Written request:
Copy every line of the listing exactly.

Source material:

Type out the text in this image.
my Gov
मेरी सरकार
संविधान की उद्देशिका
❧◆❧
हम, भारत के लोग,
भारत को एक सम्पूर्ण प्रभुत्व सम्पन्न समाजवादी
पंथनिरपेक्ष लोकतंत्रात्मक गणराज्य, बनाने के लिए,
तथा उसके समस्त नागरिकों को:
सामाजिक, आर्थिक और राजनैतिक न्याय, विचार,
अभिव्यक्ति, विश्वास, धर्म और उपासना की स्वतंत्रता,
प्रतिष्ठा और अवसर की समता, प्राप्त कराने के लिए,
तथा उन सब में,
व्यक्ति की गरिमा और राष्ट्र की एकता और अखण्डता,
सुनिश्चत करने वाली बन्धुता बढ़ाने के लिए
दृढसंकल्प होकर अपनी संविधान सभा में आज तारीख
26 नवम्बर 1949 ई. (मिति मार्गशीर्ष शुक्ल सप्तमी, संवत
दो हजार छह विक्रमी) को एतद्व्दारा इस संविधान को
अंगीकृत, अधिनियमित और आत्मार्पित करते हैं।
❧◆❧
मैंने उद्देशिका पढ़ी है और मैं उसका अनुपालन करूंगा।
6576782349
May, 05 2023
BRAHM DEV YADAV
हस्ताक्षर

Exercise answer:
Type out the text in this image.
my Gov
मेरी सरकार
संविधान की उद्देशिका
❧◆❧
हम, भारत के लोग,
भारत को एक सम्पूर्ण प्रभुत्व सम्पन्न समाजवादी
पंथनिरपेक्ष लोकतंत्रात्मक गणराज्य, बनाने के लिए,
तथा उसके समस्त नागरिकों को:
सामाजिक, आर्थिक और राजनैतिक न्याय, विचार,
अभिव्यक्ति, विश्वास, धर्म और उपासना की स्वतंत्रता,
प्रतिष्ठा और अवसर की समता, प्राप्त कराने के लिए,
तथा उन सब में,
व्यक्ति की गरिमा और राष्ट्र की एकता और अखण्डता,
सुनिश्चत करने वाली बन्धुता बढ़ाने के लिए
दृढसंकल्प होकर अपनी संविधान सभा में आज तारीख
26 नवम्बर 1949 ई. (मिति मार्गशीर्ष शुक्ल सप्तमी, संवत
दो हजार छह विक्रमी) को एतद्व्दारा इस संविधान को
अंगीकृत, अधिनियमित और आत्मार्पित करते हैं।
❧◆❧
मैंने उद्देशिका पढ़ी है और मैं उसका अनुपालन करूंगा।
6576782349
May, 05 2023
BRAHM DEV YADAV
हस्ताक्षर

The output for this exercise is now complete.